EXERCISE DETAILS ->
From the entries provided below, copy each line that contains the word "PerCp".

ENTRIES PROVIDED ->
>>
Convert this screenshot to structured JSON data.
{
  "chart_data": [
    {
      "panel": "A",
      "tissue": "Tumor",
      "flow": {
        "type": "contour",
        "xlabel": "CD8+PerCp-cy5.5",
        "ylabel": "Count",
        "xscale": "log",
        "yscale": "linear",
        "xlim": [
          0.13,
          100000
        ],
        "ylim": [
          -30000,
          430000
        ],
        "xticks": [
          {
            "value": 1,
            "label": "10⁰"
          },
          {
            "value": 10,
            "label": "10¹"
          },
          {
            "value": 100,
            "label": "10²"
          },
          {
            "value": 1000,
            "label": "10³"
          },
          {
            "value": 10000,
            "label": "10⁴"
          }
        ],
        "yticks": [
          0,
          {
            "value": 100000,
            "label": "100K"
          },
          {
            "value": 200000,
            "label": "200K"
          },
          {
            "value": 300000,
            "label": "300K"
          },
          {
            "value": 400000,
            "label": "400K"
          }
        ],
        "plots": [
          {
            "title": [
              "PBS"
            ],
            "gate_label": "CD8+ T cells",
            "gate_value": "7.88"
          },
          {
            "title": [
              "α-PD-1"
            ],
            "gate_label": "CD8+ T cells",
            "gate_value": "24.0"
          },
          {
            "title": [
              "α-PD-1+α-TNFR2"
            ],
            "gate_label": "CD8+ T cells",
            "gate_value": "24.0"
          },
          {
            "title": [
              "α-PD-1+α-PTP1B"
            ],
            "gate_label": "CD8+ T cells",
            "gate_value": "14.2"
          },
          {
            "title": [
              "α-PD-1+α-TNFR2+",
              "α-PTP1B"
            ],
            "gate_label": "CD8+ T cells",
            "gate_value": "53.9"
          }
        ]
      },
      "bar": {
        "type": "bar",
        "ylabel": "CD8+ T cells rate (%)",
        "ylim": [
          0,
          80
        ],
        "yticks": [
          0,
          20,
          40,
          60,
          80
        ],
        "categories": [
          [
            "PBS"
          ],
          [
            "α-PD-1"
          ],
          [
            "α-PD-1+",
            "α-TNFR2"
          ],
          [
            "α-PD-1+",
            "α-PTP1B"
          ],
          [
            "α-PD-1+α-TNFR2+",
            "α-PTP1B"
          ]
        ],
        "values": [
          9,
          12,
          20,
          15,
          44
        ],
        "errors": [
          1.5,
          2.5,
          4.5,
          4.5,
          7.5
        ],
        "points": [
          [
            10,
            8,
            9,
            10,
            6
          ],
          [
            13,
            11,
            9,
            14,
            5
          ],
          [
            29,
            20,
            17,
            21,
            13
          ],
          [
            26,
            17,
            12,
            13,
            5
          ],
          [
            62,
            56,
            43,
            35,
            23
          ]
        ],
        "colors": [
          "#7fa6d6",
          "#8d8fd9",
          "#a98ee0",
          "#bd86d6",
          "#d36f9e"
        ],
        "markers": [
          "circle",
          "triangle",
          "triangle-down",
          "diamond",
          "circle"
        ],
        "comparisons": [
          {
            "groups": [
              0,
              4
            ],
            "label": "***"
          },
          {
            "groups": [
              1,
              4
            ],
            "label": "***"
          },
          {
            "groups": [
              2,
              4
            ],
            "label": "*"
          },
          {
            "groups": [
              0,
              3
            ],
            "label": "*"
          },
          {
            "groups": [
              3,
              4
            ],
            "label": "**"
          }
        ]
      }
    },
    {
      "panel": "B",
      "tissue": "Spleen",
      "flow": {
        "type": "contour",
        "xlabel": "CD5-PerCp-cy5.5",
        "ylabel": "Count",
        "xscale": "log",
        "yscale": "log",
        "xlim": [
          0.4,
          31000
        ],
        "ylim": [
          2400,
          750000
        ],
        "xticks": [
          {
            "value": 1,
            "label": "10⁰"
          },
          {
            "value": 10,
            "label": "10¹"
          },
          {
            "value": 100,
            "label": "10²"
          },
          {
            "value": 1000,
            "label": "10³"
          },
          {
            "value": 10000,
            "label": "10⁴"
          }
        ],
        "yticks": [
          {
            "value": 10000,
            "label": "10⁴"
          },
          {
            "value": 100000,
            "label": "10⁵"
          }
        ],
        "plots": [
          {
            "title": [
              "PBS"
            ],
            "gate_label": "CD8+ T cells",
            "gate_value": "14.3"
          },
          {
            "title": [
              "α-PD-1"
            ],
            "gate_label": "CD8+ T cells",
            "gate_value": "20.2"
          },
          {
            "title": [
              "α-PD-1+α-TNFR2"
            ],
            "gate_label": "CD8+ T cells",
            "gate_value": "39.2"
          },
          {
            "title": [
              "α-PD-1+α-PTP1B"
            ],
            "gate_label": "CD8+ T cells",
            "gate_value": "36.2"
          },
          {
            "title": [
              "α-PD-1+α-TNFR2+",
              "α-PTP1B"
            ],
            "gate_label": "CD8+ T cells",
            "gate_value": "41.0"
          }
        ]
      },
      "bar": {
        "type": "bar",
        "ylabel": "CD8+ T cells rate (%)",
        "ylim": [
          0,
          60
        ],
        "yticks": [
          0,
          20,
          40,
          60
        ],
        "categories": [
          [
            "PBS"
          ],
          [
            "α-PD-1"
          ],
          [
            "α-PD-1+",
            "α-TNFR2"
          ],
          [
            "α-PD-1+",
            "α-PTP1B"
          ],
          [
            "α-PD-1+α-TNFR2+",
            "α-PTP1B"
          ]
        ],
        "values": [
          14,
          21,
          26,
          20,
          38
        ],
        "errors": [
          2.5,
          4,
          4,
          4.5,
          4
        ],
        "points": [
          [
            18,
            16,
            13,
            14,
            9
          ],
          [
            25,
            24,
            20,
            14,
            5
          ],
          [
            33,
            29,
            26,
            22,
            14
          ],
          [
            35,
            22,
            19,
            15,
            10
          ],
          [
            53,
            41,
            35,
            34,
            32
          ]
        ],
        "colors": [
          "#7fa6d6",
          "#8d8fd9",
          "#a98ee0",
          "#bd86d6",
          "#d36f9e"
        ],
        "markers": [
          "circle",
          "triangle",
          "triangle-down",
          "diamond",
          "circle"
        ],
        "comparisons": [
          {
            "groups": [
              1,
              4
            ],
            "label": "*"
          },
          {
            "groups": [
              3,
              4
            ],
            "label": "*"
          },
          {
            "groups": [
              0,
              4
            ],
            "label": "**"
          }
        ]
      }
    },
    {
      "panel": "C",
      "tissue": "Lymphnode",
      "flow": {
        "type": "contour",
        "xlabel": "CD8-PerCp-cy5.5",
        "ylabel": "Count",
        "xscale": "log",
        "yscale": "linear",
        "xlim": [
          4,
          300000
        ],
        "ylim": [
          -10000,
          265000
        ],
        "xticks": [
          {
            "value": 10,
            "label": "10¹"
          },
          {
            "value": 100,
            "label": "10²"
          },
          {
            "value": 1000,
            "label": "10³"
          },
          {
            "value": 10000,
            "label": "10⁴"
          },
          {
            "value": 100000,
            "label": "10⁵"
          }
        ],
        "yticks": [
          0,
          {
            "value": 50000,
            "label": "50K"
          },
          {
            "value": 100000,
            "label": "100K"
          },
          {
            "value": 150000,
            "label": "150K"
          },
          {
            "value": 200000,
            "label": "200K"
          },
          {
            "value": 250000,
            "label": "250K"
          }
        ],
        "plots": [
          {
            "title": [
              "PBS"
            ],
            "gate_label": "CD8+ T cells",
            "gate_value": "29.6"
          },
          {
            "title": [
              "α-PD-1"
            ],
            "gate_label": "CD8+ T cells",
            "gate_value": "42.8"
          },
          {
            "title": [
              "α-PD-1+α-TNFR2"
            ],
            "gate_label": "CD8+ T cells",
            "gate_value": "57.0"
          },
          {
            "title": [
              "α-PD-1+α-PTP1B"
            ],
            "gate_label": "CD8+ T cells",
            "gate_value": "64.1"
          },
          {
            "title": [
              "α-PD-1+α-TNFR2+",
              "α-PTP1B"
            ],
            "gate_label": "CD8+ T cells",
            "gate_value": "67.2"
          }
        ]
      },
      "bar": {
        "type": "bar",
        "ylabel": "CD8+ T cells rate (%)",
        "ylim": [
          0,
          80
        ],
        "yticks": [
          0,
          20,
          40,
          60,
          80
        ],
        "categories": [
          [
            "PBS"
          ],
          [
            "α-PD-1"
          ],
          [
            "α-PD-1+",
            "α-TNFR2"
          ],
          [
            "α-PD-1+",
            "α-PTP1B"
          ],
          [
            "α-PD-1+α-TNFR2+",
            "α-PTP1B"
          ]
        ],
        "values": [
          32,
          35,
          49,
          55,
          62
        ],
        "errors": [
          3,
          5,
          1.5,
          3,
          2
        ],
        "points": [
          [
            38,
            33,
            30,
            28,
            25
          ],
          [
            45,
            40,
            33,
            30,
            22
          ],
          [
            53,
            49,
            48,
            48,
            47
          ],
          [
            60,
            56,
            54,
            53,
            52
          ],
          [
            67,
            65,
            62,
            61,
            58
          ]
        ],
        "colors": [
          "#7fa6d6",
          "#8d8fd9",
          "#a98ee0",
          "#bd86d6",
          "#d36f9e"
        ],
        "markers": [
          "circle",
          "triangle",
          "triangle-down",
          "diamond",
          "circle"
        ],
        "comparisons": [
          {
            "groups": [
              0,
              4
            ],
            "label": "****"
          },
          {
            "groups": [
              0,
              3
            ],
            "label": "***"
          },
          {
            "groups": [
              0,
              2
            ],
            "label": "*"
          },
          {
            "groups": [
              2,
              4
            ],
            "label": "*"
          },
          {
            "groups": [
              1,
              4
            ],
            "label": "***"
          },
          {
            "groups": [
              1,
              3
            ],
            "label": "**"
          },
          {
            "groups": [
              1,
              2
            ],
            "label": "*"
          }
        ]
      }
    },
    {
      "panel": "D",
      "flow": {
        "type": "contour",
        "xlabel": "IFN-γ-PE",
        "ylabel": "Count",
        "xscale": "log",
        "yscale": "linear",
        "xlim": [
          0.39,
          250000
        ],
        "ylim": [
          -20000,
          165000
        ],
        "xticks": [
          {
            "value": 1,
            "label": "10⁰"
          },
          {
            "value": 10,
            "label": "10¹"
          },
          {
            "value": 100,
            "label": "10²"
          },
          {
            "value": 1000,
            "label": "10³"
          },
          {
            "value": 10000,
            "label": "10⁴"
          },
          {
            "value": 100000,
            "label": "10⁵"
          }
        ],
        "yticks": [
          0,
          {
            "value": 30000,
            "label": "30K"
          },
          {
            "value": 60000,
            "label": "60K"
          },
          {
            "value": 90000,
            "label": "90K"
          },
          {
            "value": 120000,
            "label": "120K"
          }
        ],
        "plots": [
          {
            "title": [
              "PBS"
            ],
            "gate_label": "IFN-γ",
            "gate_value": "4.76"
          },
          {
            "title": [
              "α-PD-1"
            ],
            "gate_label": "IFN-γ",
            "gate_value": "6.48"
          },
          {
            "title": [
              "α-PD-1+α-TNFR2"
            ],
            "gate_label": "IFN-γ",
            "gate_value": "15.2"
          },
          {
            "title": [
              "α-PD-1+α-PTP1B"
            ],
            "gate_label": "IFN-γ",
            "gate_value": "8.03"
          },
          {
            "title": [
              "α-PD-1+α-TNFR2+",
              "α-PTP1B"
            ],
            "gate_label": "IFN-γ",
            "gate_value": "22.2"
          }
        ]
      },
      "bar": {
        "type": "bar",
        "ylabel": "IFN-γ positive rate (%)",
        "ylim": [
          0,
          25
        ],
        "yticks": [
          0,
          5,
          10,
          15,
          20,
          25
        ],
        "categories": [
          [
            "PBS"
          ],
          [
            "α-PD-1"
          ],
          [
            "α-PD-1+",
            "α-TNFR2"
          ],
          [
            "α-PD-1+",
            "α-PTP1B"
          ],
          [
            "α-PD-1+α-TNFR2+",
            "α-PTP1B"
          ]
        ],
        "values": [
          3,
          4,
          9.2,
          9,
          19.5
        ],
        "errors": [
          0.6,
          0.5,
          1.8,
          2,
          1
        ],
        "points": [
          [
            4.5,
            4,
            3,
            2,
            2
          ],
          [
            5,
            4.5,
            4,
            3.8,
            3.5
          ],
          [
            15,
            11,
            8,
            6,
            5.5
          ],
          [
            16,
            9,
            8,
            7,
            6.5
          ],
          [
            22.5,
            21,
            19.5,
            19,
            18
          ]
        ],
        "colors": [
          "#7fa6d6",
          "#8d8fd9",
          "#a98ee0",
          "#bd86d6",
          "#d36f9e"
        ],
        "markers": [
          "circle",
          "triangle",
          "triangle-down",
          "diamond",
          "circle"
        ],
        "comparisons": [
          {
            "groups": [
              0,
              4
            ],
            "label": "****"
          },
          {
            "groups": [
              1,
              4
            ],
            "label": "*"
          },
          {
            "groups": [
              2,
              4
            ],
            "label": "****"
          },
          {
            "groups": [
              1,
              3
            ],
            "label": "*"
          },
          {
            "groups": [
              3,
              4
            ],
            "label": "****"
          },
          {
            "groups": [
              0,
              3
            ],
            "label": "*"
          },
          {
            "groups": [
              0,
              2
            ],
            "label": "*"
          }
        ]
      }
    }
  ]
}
<<
SOLUTION TO THE EXERCISE ->
        "xlabel": "CD8+PerCp-cy5.5",
        "xlabel": "CD5-PerCp-cy5.5",
        "xlabel": "CD8-PerCp-cy5.5",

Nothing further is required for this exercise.